原文节选
亲宝软件园·资讯

展开

Android Volley图片加载 Android Volley图片加载功能详解

zinss26914 人气:0
想了解Android Volley图片加载功能详解的相关内容吗,zinss26914在本文为您仔细讲解Android Volley图片加载的相关知识和一些Code实例,欢迎阅读和指正,我们先划重点:Android,Volley,图片加载,下面大家一起来学习吧。

Gituhb项目

Volley源码中文注释项目我已经上传到github,欢迎大家fork和start.

为什么写这篇博客

本来文章是维护在github上的,但是我在分析ImageLoader源码过程中与到了一个问题,希望大家能帮助解答.

Volley获取网络图片 

本来想分析Universal Image Loader的源码,但是发现Volley已经实现了网络图片的加载功能.其实,网络图片的加载也是分几个步骤:
1. 获取网络图片的url.
2. 判断该url对应的图片是否有本地缓存.
3. 有本地缓存,直接使用本地缓存图片,通过异步回调给ImageView进行设置.
4. 无本地缓存,就先从网络拉取,保存在本地后,再通过异步回调给ImageView进行设置.

我们通过Volley源码,看一下Volley是否是按照这个步骤实现网络图片加载的.

ImageRequest.java

按照Volley的架构,我们首先需要构造一个网络图片请求,Volley帮我们封装了ImageRequest类,我们来看一下它的具体实现:

/** 网络图片请求类. */
@SuppressWarnings("unused")
public class ImageRequest extends Request<Bitmap> {
  /** 默认图片获取的超时时间(单位:毫秒) */
  public static final int DEFAULT_IMAGE_REQUEST_MS = 1000;

  /** 默认图片获取的重试次数. */
  public static final int DEFAULT_IMAGE_MAX_RETRIES = 2;

  private final Response.Listener<Bitmap> mListener;
  private final Bitmap.Config mDecodeConfig;
  private final int mMaxWidth;
  private final int mMaxHeight;
  private ImageView.ScaleType mScaleType;

  /** Bitmap解析同步锁,保证同一时间只有一个Bitmap被load到内存进行解析,防止OOM. */
  private static final Object sDecodeLock = new Object();

  /**
   * 构造一个网络图片请求.
   * @param url 图片的url地址.
   * @param listener 请求成功用户设置的回调接口.
   * @param maxWidth 图片的最大宽度.
   * @param maxHeight 图片的最大高度.
   * @param scaleType 图片缩放类型.
   * @param decodeConfig 解析bitmap的配置.
   * @param errorListener 请求失败用户设置的回调接口.
   */
  public ImageRequest(String url, Response.Listener<Bitmap> listener, int maxWidth, int maxHeight,
            ImageView.ScaleType scaleType, Bitmap.Config decodeConfig,
            Response.ErrorListener errorListener) {
    super(Method.GET, url, errorListener);
    mListener = listener;
    mDecodeConfig = decodeConfig;
    mMaxWidth = maxWidth;
    mMaxHeight = maxHeight;
    mScaleType = scaleType;
  }

  /** 设置网络图片请求的优先级. */
  @Override
  public Priority getPriority() {
    return Priority.LOW;
  }

  @Override
  protected Response<Bitmap> parseNetworkResponse(NetworkResponse response) {
    synchronized (sDecodeLock) {
      try {
        return doParse(response);
      } catch (OutOfMemoryError e) {
        return Response.error(new VolleyError(e));
      }
    }
  }

  private Response<Bitmap> doParse(NetworkResponse response) {
    byte[] data = response.data;
    BitmapFactory.Options decodeOptions = new BitmapFactory.Options();
    Bitmap bitmap;
    if (mMaxWidth == 0 && mMaxHeight == 0) {
      decodeOptions.inPreferredConfig = mDecodeConfig;
      bitmap = BitmapFactory.decodeByteArray(data, 0, data.length, decodeOptions);
    } else {
      // 获取网络图片的真实尺寸.

所给材料
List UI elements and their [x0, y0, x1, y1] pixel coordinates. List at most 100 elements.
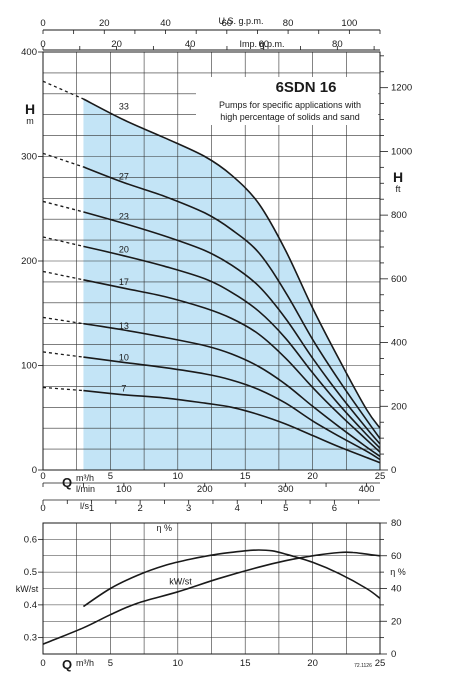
impgpm-tick-label: 0	[40, 39, 45, 50]
series-20-label: 20	[119, 245, 129, 255]
head-ft-tick-label: 1200	[391, 83, 412, 94]
flow-ls-tick-label: 0	[40, 503, 45, 514]
power-curve-label: kW/st	[169, 577, 192, 587]
series-7-curve	[83, 389, 381, 464]
series-17-curve	[83, 279, 381, 453]
series-7-extrapolation	[42, 386, 84, 392]
series-23-curve	[83, 211, 381, 445]
usgpm-tick-label: 80	[283, 18, 294, 29]
series-10-extrapolation	[42, 351, 84, 358]
chart-code: 72.1126	[354, 663, 372, 669]
flow-lmin-tick-label: 100	[116, 484, 132, 495]
chart-subtitle-line: Pumps for specific applications with	[219, 100, 361, 110]
series-27-label: 27	[119, 172, 129, 182]
series-20-curve	[83, 245, 381, 449]
efficiency-tick-label: 0	[391, 649, 396, 660]
series-33-curve	[83, 98, 381, 429]
usgpm-tick-label: 40	[160, 18, 171, 29]
head-m-axis-unit: m	[26, 116, 34, 126]
head-ft-tick-label: 1000	[391, 146, 412, 157]
flow-m3h-unit: m³/h	[76, 473, 94, 483]
head-m-tick-label: 100	[21, 361, 37, 372]
head-ft-tick-label: 600	[391, 274, 407, 285]
head-m-axis-label: H	[25, 101, 35, 117]
series-27-extrapolation	[42, 152, 84, 168]
head-ft-tick-label: 400	[391, 338, 407, 349]
flow-ls-unit: l/s	[80, 501, 90, 511]
efficiency-tick-label: 20	[391, 616, 402, 627]
lower-flow-unit: m³/h	[76, 658, 94, 668]
efficiency-axis-label: η %	[390, 567, 406, 577]
usgpm-tick-label: 20	[99, 18, 110, 29]
flow-ls-tick-label: 3	[186, 503, 191, 514]
series-17-extrapolation	[42, 270, 84, 281]
efficiency-tick-label: 40	[391, 584, 402, 595]
series-7-label: 7	[121, 384, 126, 394]
flow-m3h-tick-label: 20	[307, 471, 318, 482]
series-33-extrapolation	[42, 80, 84, 100]
head-m-tick-label: 200	[21, 256, 37, 267]
impgpm-tick-label: 80	[332, 39, 343, 50]
lower-flow-tick-label: 0	[40, 658, 45, 669]
head-m-tick-label: 400	[21, 47, 37, 58]
operating-range-mask	[83, 52, 381, 429]
series-13-curve	[83, 322, 381, 458]
efficiency-tick-label: 80	[391, 518, 402, 529]
flow-ls-tick-label: 6	[332, 503, 337, 514]
series-17-label: 17	[119, 277, 129, 287]
series-20-extrapolation	[42, 236, 84, 248]
head-ft-tick-label: 200	[391, 401, 407, 412]
flow-m3h-tick-label: 25	[375, 471, 386, 482]
series-23-label: 23	[119, 211, 129, 221]
series-33-label: 33	[119, 102, 129, 112]
usgpm-tick-label: 0	[40, 18, 45, 29]
flow-lmin-tick-label: 400	[359, 484, 375, 495]
efficiency-curve-label: η %	[157, 523, 173, 533]
power-tick-label: 0.6	[24, 534, 37, 545]
impgpm-tick-label: 60	[258, 39, 269, 50]
series-10-curve	[83, 356, 381, 461]
lower-flow-tick-label: 10	[173, 658, 184, 669]
usgpm-tick-label: 60	[222, 18, 233, 29]
flow-m3h-tick-label: 0	[40, 471, 45, 482]
series-13-extrapolation	[42, 316, 84, 325]
usgpm-axis-label: U.S. g.p.m.	[218, 16, 263, 26]
head-ft-axis-label: H	[393, 169, 403, 185]
series-27-curve	[83, 166, 381, 440]
series-23-extrapolation	[42, 200, 84, 213]
impgpm-axis-label: Imp. g.p.m.	[239, 39, 284, 49]
flow-ls-tick-label: 4	[235, 503, 240, 514]
chart-title: 6SDN 16	[276, 79, 337, 96]
head-m-tick-label: 0	[32, 465, 37, 476]
power-axis-label: kW/st	[16, 584, 39, 594]
power-tick-label: 0.3	[24, 633, 37, 644]
chart-subtitle-line: high percentage of solids and sand	[220, 112, 360, 122]
lower-flow-tick-label: 15	[240, 658, 251, 669]
efficiency-curve	[82, 549, 381, 608]
flow-ls-tick-label: 1	[89, 503, 94, 514]
efficiency-tick-label: 60	[391, 551, 402, 562]
lower-flow-tick-label: 25	[375, 658, 386, 669]
flow-m3h-tick-label: 10	[173, 471, 184, 482]
head-m-tick-label: 300	[21, 152, 37, 163]
flow-m3h-tick-label: 5	[108, 471, 113, 482]
title-background	[196, 77, 378, 125]
power-curve	[42, 551, 381, 645]
lower-flow-axis-label: Q	[62, 657, 72, 672]
series-13-label: 13	[119, 321, 129, 331]
impgpm-tick-label: 40	[185, 39, 196, 50]
head-ft-tick-label: 0	[391, 465, 396, 476]
flow-m3h-tick-label: 15	[240, 471, 251, 482]
flow-ls-tick-label: 2	[137, 503, 142, 514]
flow-lmin-tick-label: 200	[197, 484, 213, 495]
lower-flow-tick-label: 20	[307, 658, 318, 669]
flow-axis-label: Q	[62, 475, 72, 490]
power-tick-label: 0.5	[24, 567, 37, 578]
impgpm-tick-label: 20	[111, 39, 122, 50]
head-ft-axis-unit: ft	[395, 184, 401, 194]
power-tick-label: 0.4	[24, 600, 37, 611]
lower-flow-tick-label: 5	[108, 658, 113, 669]
flow-lmin-tick-label: 300	[278, 484, 294, 495]
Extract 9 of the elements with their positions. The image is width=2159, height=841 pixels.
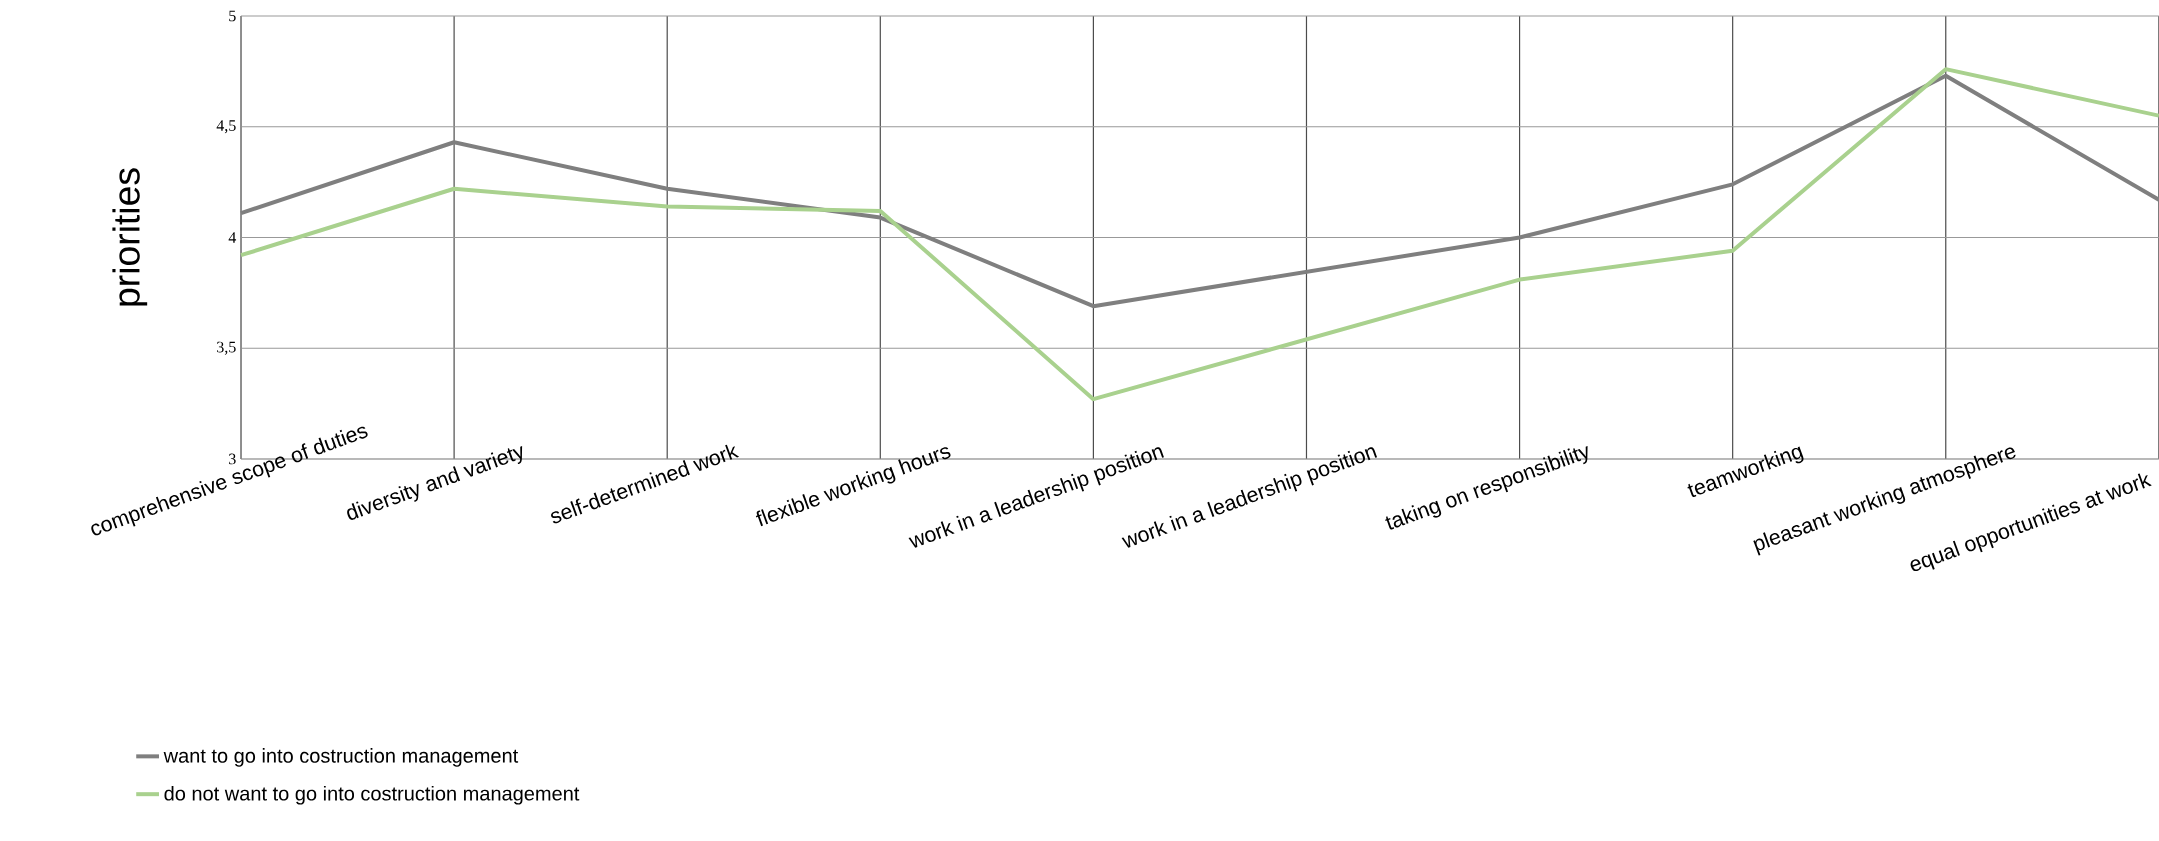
y-tick-label: 4,5 — [216, 120, 236, 134]
x-tick-label: diversity and variety — [347, 446, 523, 520]
legend-label: want to go into costruction management — [163, 748, 519, 767]
y-axis-title: priorities — [112, 168, 148, 306]
legend-label: do not want to go into costruction management — [164, 785, 580, 805]
y-tick-label: 3,5 — [217, 341, 236, 355]
y-tick-label: 4 — [228, 232, 237, 243]
line-series — [239, 67, 2159, 402]
y-tick-label: 5 — [229, 10, 236, 22]
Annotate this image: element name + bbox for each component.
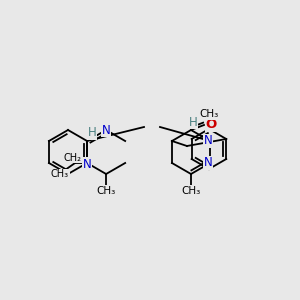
Text: CH₂: CH₂ xyxy=(63,153,81,163)
Text: CH₃: CH₃ xyxy=(199,109,219,119)
Text: N: N xyxy=(204,157,212,169)
Text: CH₃: CH₃ xyxy=(51,169,69,179)
Text: O: O xyxy=(206,118,217,131)
Text: H: H xyxy=(88,127,96,140)
Text: CH₃: CH₃ xyxy=(97,186,116,196)
Text: CH₃: CH₃ xyxy=(182,186,201,196)
Text: H: H xyxy=(189,116,197,128)
Text: N: N xyxy=(204,134,212,148)
Text: N: N xyxy=(102,124,110,136)
Text: N: N xyxy=(83,158,92,170)
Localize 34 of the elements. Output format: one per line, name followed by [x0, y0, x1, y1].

待解决问题
- A) 在这篇讲Volley图片加载的文章里,ImageRequest类默认的图片获取超时时间是多少毫秒?
- B) 请在数据行中,从含有“y-tick-label: 4,5 — [216, 120, 236, 134]”的那一行开始,一直到含有“Annotate this image: element”的那一行,把“legend-label”改成“legend-entry”,再把这几行重写出来,其余内容一律不动。
这篇文章与数据行之间互不相关。

依次作答
- A) 1000毫秒。

- B)
y-tick-label: 4,5 — [216, 120, 236, 134]
x-tick-label: diversity and variety — [347, 446, 523, 520]
legend-entry: want to go into costruction management — [163, 748, 519, 767]
y-axis-title: priorities — [112, 168, 148, 306]
legend-entry: do not want to go into costruction management — [164, 785, 580, 805]
y-tick-label: 3,5 — [217, 341, 236, 355]
y-tick-label: 4 — [228, 232, 237, 243]
line-series — [239, 67, 2159, 402]
y-tick-label: 5 — [229, 10, 236, 22]
Annotate this image: element name + bbox for each component.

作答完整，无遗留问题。